REQUIREMENTS
Give all of the lines again exactly as they read.

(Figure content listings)
══════════════════════════════

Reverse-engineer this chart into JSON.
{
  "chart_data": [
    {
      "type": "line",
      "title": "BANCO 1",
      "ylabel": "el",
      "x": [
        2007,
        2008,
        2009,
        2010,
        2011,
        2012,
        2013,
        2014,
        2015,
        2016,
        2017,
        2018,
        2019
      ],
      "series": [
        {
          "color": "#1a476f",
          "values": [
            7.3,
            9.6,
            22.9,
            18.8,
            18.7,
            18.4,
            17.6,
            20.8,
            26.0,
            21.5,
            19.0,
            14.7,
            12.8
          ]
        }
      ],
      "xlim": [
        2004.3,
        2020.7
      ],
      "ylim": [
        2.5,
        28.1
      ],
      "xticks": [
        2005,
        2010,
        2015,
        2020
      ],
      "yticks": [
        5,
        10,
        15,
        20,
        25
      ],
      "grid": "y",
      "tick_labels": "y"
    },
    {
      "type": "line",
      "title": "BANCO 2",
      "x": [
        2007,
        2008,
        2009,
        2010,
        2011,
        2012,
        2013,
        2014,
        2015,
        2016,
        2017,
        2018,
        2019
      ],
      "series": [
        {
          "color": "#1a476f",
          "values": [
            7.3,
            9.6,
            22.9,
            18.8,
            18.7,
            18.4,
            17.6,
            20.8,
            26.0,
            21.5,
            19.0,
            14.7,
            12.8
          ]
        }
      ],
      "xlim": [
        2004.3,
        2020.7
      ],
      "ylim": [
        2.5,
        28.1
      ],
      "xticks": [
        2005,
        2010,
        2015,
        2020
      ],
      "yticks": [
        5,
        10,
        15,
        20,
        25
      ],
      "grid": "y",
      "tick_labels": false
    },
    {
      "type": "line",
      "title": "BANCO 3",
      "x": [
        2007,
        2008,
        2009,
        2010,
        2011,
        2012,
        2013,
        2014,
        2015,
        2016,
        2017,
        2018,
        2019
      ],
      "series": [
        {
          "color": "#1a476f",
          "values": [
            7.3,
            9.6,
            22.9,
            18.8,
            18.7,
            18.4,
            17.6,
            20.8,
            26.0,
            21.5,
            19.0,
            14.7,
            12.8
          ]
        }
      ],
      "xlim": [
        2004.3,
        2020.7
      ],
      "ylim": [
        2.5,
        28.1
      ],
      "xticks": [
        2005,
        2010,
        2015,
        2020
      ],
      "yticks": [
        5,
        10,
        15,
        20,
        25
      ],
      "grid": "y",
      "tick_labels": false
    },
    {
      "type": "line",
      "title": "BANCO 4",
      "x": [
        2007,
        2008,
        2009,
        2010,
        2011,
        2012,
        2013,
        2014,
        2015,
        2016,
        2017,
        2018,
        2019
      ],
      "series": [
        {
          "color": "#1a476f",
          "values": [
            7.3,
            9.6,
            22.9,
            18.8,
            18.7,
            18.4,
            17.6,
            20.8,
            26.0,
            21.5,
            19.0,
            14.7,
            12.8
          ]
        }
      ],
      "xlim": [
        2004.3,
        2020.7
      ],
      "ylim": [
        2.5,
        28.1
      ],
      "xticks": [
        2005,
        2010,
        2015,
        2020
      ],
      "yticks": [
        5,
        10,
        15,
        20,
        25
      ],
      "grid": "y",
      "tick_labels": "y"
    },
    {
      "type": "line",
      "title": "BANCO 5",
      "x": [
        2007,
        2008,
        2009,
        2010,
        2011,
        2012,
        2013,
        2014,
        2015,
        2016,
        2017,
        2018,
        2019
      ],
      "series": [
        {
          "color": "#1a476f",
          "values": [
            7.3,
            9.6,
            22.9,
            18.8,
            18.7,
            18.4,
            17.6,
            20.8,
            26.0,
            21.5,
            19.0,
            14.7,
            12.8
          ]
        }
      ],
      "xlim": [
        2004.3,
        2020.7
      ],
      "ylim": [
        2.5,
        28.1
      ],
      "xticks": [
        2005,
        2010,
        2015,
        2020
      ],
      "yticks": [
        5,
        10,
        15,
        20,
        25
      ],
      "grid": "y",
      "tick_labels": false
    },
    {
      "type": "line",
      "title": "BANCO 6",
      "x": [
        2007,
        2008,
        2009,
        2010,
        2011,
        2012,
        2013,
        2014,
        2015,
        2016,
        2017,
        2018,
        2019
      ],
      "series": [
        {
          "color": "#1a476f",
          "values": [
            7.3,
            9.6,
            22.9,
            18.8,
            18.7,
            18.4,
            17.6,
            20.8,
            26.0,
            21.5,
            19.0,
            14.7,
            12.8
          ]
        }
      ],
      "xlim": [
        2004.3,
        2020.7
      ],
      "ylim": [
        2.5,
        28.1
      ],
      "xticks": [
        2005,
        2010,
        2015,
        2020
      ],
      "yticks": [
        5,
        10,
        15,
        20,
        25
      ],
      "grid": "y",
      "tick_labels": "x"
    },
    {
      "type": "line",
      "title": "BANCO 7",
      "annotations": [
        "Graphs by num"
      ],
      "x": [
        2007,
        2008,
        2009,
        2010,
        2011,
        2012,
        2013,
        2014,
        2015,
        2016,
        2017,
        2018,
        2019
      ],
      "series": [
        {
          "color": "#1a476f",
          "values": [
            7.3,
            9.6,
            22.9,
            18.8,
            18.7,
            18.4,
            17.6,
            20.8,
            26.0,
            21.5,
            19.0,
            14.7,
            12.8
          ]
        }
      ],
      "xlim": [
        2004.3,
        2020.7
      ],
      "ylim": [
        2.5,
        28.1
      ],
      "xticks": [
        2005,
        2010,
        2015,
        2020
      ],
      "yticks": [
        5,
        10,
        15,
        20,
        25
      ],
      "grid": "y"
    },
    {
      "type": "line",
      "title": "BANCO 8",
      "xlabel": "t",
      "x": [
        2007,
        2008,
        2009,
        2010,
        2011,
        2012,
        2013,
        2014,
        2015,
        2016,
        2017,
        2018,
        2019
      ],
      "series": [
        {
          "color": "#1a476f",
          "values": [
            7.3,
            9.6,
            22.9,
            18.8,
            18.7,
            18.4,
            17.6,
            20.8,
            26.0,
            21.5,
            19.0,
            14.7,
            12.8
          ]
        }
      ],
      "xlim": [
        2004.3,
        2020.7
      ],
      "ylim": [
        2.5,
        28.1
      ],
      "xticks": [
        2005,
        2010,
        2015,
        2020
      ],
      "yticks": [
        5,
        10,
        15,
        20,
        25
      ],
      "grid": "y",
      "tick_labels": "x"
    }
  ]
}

══════════════════════════════

WRITTEN RESPONSE
Reverse-engineer this chart into JSON.
{
  "chart_data": [
    {
      "type": "line",
      "title": "BANCO 1",
      "ylabel": "el",
      "x": [
        2007,
        2008,
        2009,
        2010,
        2011,
        2012,
        2013,
        2014,
        2015,
        2016,
        2017,
        2018,
        2019
      ],
      "series": [
        {
          "color": "#1a476f",
          "values": [
            7.3,
            9.6,
            22.9,
            18.8,
            18.7,
            18.4,
            17.6,
            20.8,
            26.0,
            21.5,
            19.0,
            14.7,
            12.8
          ]
        }
      ],
      "xlim": [
        2004.3,
        2020.7
      ],
      "ylim": [
        2.5,
        28.1
      ],
      "xticks": [
        2005,
        2010,
        2015,
        2020
      ],
      "yticks": [
        5,
        10,
        15,
        20,
        25
      ],
      "grid": "y",
      "tick_labels": "y"
    },
    {
      "type": "line",
      "title": "BANCO 2",
      "x": [
        2007,
        2008,
        2009,
        2010,
        2011,
        2012,
        2013,
        2014,
        2015,
        2016,
        2017,
        2018,
        2019
      ],
      "series": [
        {
          "color": "#1a476f",
          "values": [
            7.3,
            9.6,
            22.9,
            18.8,
            18.7,
            18.4,
            17.6,
            20.8,
            26.0,
            21.5,
            19.0,
            14.7,
            12.8
          ]
        }
      ],
      "xlim": [
        2004.3,
        2020.7
      ],
      "ylim": [
        2.5,
        28.1
      ],
      "xticks": [
        2005,
        2010,
        2015,
        2020
      ],
      "yticks": [
        5,
        10,
        15,
        20,
        25
      ],
      "grid": "y",
      "tick_labels": false
    },
    {
      "type": "line",
      "title": "BANCO 3",
      "x": [
        2007,
        2008,
        2009,
        2010,
        2011,
        2012,
        2013,
        2014,
        2015,
        2016,
        2017,
        2018,
        2019
      ],
      "series": [
        {
          "color": "#1a476f",
          "values": [
            7.3,
            9.6,
            22.9,
            18.8,
            18.7,
            18.4,
            17.6,
            20.8,
            26.0,
            21.5,
            19.0,
            14.7,
            12.8
          ]
        }
      ],
      "xlim": [
        2004.3,
        2020.7
      ],
      "ylim": [
        2.5,
        28.1
      ],
      "xticks": [
        2005,
        2010,
        2015,
        2020
      ],
      "yticks": [
        5,
        10,
        15,
        20,
        25
      ],
      "grid": "y",
      "tick_labels": false
    },
    {
      "type": "line",
      "title": "BANCO 4",
      "x": [
        2007,
        2008,
        2009,
        2010,
        2011,
        2012,
        2013,
        2014,
        2015,
        2016,
        2017,
        2018,
        2019
      ],
      "series": [
        {
          "color": "#1a476f",
          "values": [
            7.3,
            9.6,
            22.9,
            18.8,
            18.7,
            18.4,
            17.6,
            20.8,
            26.0,
            21.5,
            19.0,
            14.7,
            12.8
          ]
        }
      ],
      "xlim": [
        2004.3,
        2020.7
      ],
      "ylim": [
        2.5,
        28.1
      ],
      "xticks": [
        2005,
        2010,
        2015,
        2020
      ],
      "yticks": [
        5,
        10,
        15,
        20,
        25
      ],
      "grid": "y",
      "tick_labels": "y"
    },
    {
      "type": "line",
      "title": "BANCO 5",
      "x": [
        2007,
        2008,
        2009,
        2010,
        2011,
        2012,
        2013,
        2014,
        2015,
        2016,
        2017,
        2018,
        2019
      ],
      "series": [
        {
          "color": "#1a476f",
          "values": [
            7.3,
            9.6,
            22.9,
            18.8,
            18.7,
            18.4,
            17.6,
            20.8,
            26.0,
            21.5,
            19.0,
            14.7,
            12.8
          ]
        }
      ],
      "xlim": [
        2004.3,
        2020.7
      ],
      "ylim": [
        2.5,
        28.1
      ],
      "xticks": [
        2005,
        2010,
        2015,
        2020
      ],
      "yticks": [
        5,
        10,
        15,
        20,
        25
      ],
      "grid": "y",
      "tick_labels": false
    },
    {
      "type": "line",
      "title": "BANCO 6",
      "x": [
        2007,
        2008,
        2009,
        2010,
        2011,
        2012,
        2013,
        2014,
        2015,
        2016,
        2017,
        2018,
        2019
      ],
      "series": [
        {
          "color": "#1a476f",
          "values": [
            7.3,
            9.6,
            22.9,
            18.8,
            18.7,
            18.4,
            17.6,
            20.8,
            26.0,
            21.5,
            19.0,
            14.7,
            12.8
          ]
        }
      ],
      "xlim": [
        2004.3,
        2020.7
      ],
      "ylim": [
        2.5,
        28.1
      ],
      "xticks": [
        2005,
        2010,
        2015,
        2020
      ],
      "yticks": [
        5,
        10,
        15,
        20,
        25
      ],
      "grid": "y",
      "tick_labels": "x"
    },
    {
      "type": "line",
      "title": "BANCO 7",
      "annotations": [
        "Graphs by num"
      ],
      "x": [
        2007,
        2008,
        2009,
        2010,
        2011,
        2012,
        2013,
        2014,
        2015,
        2016,
        2017,
        2018,
        2019
      ],
      "series": [
        {
          "color": "#1a476f",
          "values": [
            7.3,
            9.6,
            22.9,
            18.8,
            18.7,
            18.4,
            17.6,
            20.8,
            26.0,
            21.5,
            19.0,
            14.7,
            12.8
          ]
        }
      ],
      "xlim": [
        2004.3,
        2020.7
      ],
      "ylim": [
        2.5,
        28.1
      ],
      "xticks": [
        2005,
        2010,
        2015,
        2020
      ],
      "yticks": [
        5,
        10,
        15,
        20,
        25
      ],
      "grid": "y"
    },
    {
      "type": "line",
      "title": "BANCO 8",
      "xlabel": "t",
      "x": [
        2007,
        2008,
        2009,
        2010,
        2011,
        2012,
        2013,
        2014,
        2015,
        2016,
        2017,
        2018,
        2019
      ],
      "series": [
        {
          "color": "#1a476f",
          "values": [
            7.3,
            9.6,
            22.9,
            18.8,
            18.7,
            18.4,
            17.6,
            20.8,
            26.0,
            21.5,
            19.0,
            14.7,
            12.8
          ]
        }
      ],
      "xlim": [
        2004.3,
        2020.7
      ],
      "ylim": [
        2.5,
        28.1
      ],
      "xticks": [
        2005,
        2010,
        2015,
        2020
      ],
      "yticks": [
        5,
        10,
        15,
        20,
        25
      ],
      "grid": "y",
      "tick_labels": "x"
    }
  ]
}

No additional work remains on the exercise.